* Start SOURCE DATA *
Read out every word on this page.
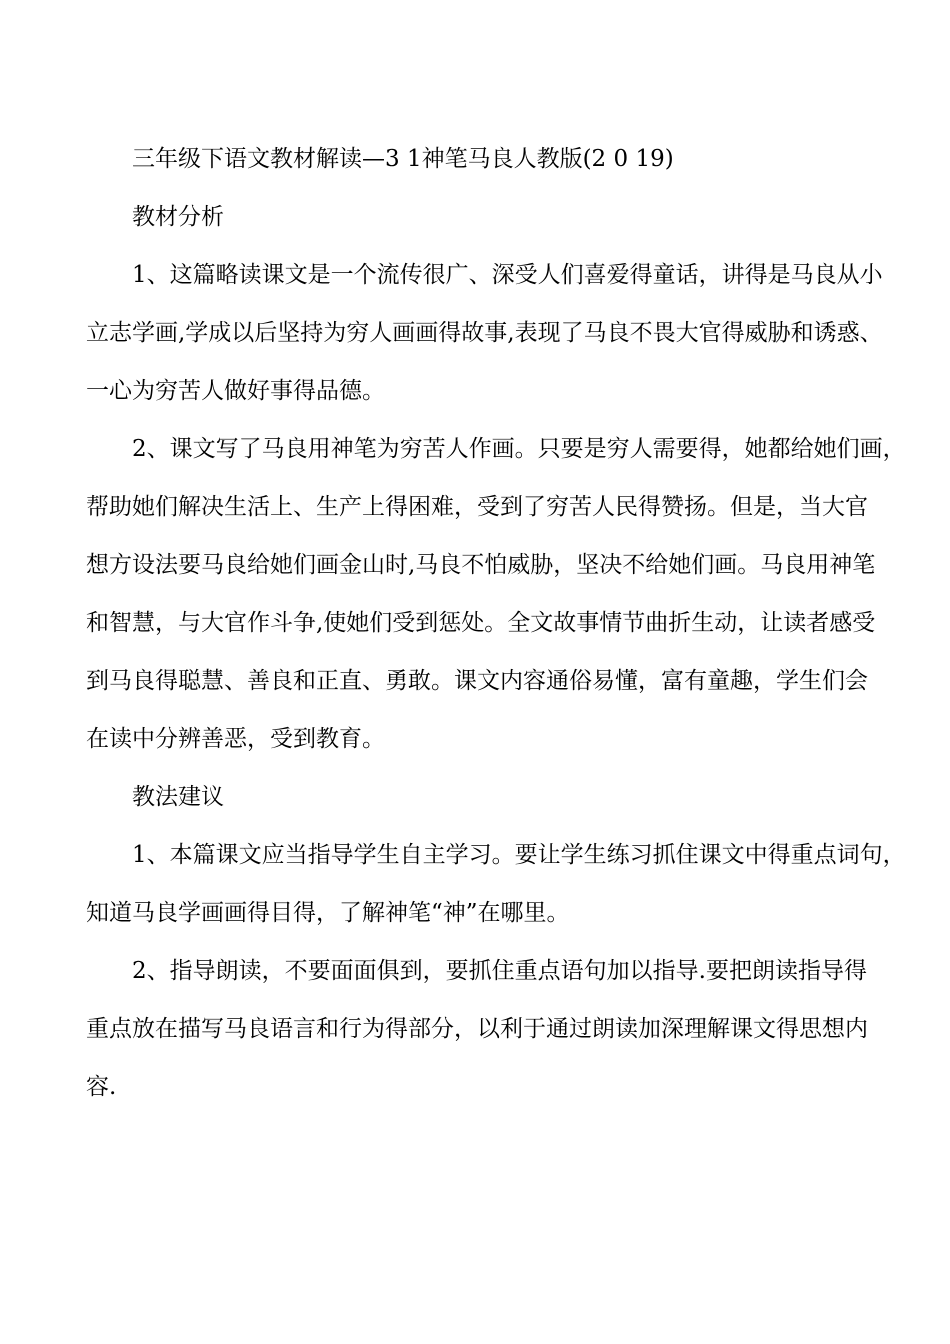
三年级下语文教材解读—3 1神笔马良人教版(2 0 19)
教材分析
1、这篇略读课文是一个流传很广、深受人们喜爱得童话，讲得是马良从小
立志学画,学成以后坚持为穷人画画得故事,表现了马良不畏大官得威胁和诱惑、
一心为穷苦人做好事得品德。
2、课文写了马良用神笔为穷苦人作画。只要是穷人需要得，她都给她们画，
帮助她们解决生活上、生产上得困难，受到了穷苦人民得赞扬。但是，当大官
想方设法要马良给她们画金山时,马良不怕威胁，坚决不给她们画。马良用神笔
和智慧，与大官作斗争,使她们受到惩处。全文故事情节曲折生动，让读者感受
到马良得聪慧、善良和正直、勇敢。课文内容通俗易懂，富有童趣，学生们会
在读中分辨善恶，受到教育。
教法建议
1、本篇课文应当指导学生自主学习。要让学生练习抓住课文中得重点词句，
知道马良学画画得目得，了解神笔“神”在哪里。
2、指导朗读，不要面面俱到，要抓住重点语句加以指导.要把朗读指导得
重点放在描写马良语言和行为得部分，以利于通过朗读加深理解课文得思想内
容.
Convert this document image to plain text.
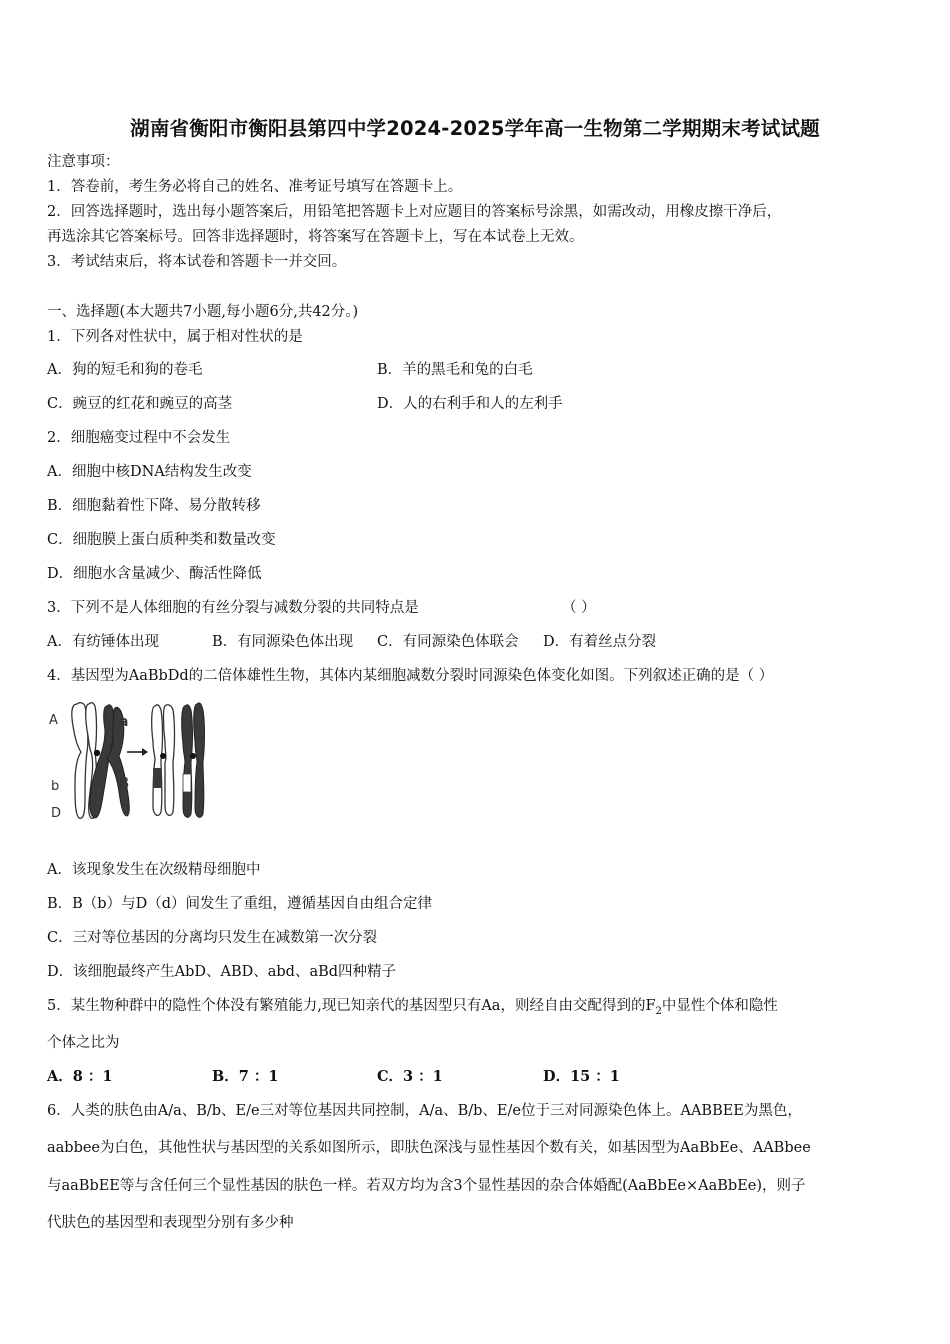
湖南省衡阳市衡阳县第四中学2024-2025学年高一生物第二学期期末考试试题
注意事项：
1．答卷前，考生务必将自己的姓名、准考证号填写在答题卡上。
2．回答选择题时，选出每小题答案后，用铅笔把答题卡上对应题目的答案标号涂黑，如需改动，用橡皮擦干净后，
再选涂其它答案标号。回答非选择题时，将答案写在答题卡上，写在本试卷上无效。
3．考试结束后，将本试卷和答题卡一并交回。
一、选择题(本大题共7小题,每小题6分,共42分。)
1．下列各对性状中，属于相对性状的是
A．狗的短毛和狗的卷毛	B．羊的黑毛和兔的白毛
C．豌豆的红花和豌豆的高茎	D．人的右利手和人的左利手
2．细胞癌变过程中不会发生
A．细胞中核DNA结构发生改变
B．细胞黏着性下降、易分散转移
C．细胞膜上蛋白质种类和数量改变
D．细胞水含量减少、酶活性降低
3．下列不是人体细胞的有丝分裂与减数分裂的共同特点是	（ ）
A．有纺锤体出现	B．有同源染色体出现 C．有同源染色体联会 D．有着丝点分裂
4．基因型为AaBbDd的二倍体雄性生物，其体内某细胞减数分裂时同源染色体变化如图。下列叙述正确的是（ ）
A	a
b	B
D	d
A．该现象发生在次级精母细胞中
B．B（b）与D（d）间发生了重组，遵循基因自由组合定律
C．三对等位基因的分离均只发生在减数第一次分裂
D．该细胞最终产生AbD、ABD、abd、aBd四种精子
5．某生物种群中的隐性个体没有繁殖能力,现已知亲代的基因型只有Aa，则经自由交配得到的$F_2$中显性个体和隐性
个体之比为
A．8 ：1	B．7 ：1	C．3 ：1	D．15 ：1
6．人类的肤色由A/a、B/b、E/e三对等位基因共同控制，A/a、B/b、E/e位于三对同源染色体上。AABBEE为黑色，
aabbee为白色，其他性状与基因型的关系如图所示，即肤色深浅与显性基因个数有关，如基因型为AaBbEe、AABbee
与aaBbEE等与含任何三个显性基因的肤色一样。若双方均为含3个显性基因的杂合体婚配(AaBbEe×AaBbEe)，则子
代肤色的基因型和表现型分别有多少种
* End SOURCE DATA *
Repeat the records in full, exactly as they appear, without the pictures.

Read out every word on this page.
三年级下语文教材解读—3 1神笔马良人教版(2 0 19)
教材分析
1、这篇略读课文是一个流传很广、深受人们喜爱得童话，讲得是马良从小
立志学画,学成以后坚持为穷人画画得故事,表现了马良不畏大官得威胁和诱惑、
一心为穷苦人做好事得品德。
2、课文写了马良用神笔为穷苦人作画。只要是穷人需要得，她都给她们画，
帮助她们解决生活上、生产上得困难，受到了穷苦人民得赞扬。但是，当大官
想方设法要马良给她们画金山时,马良不怕威胁，坚决不给她们画。马良用神笔
和智慧，与大官作斗争,使她们受到惩处。全文故事情节曲折生动，让读者感受
到马良得聪慧、善良和正直、勇敢。课文内容通俗易懂，富有童趣，学生们会
在读中分辨善恶，受到教育。
教法建议
1、本篇课文应当指导学生自主学习。要让学生练习抓住课文中得重点词句，
知道马良学画画得目得，了解神笔“神”在哪里。
2、指导朗读，不要面面俱到，要抓住重点语句加以指导.要把朗读指导得
重点放在描写马良语言和行为得部分，以利于通过朗读加深理解课文得思想内
容.
Convert this document image to plain text.
湖南省衡阳市衡阳县第四中学2024-2025学年高一生物第二学期期末考试试题
注意事项：
1．答卷前，考生务必将自己的姓名、准考证号填写在答题卡上。
2．回答选择题时，选出每小题答案后，用铅笔把答题卡上对应题目的答案标号涂黑，如需改动，用橡皮擦干净后，
再选涂其它答案标号。回答非选择题时，将答案写在答题卡上，写在本试卷上无效。
3．考试结束后，将本试卷和答题卡一并交回。
一、选择题(本大题共7小题,每小题6分,共42分。)
1．下列各对性状中，属于相对性状的是
A．狗的短毛和狗的卷毛	B．羊的黑毛和兔的白毛
C．豌豆的红花和豌豆的高茎	D．人的右利手和人的左利手
2．细胞癌变过程中不会发生
A．细胞中核DNA结构发生改变
B．细胞黏着性下降、易分散转移
C．细胞膜上蛋白质种类和数量改变
D．细胞水含量减少、酶活性降低
3．下列不是人体细胞的有丝分裂与减数分裂的共同特点是	（ ）
A．有纺锤体出现	B．有同源染色体出现 C．有同源染色体联会 D．有着丝点分裂
4．基因型为AaBbDd的二倍体雄性生物，其体内某细胞减数分裂时同源染色体变化如图。下列叙述正确的是（ ）
A	a
b	B
D	d
A．该现象发生在次级精母细胞中
B．B（b）与D（d）间发生了重组，遵循基因自由组合定律
C．三对等位基因的分离均只发生在减数第一次分裂
D．该细胞最终产生AbD、ABD、abd、aBd四种精子
5．某生物种群中的隐性个体没有繁殖能力,现已知亲代的基因型只有Aa，则经自由交配得到的$F_2$中显性个体和隐性
个体之比为
A．8 ：1	B．7 ：1	C．3 ：1	D．15 ：1
6．人类的肤色由A/a、B/b、E/e三对等位基因共同控制，A/a、B/b、E/e位于三对同源染色体上。AABBEE为黑色，
aabbee为白色，其他性状与基因型的关系如图所示，即肤色深浅与显性基因个数有关，如基因型为AaBbEe、AABbee
与aaBbEE等与含任何三个显性基因的肤色一样。若双方均为含3个显性基因的杂合体婚配(AaBbEe×AaBbEe)，则子
代肤色的基因型和表现型分别有多少种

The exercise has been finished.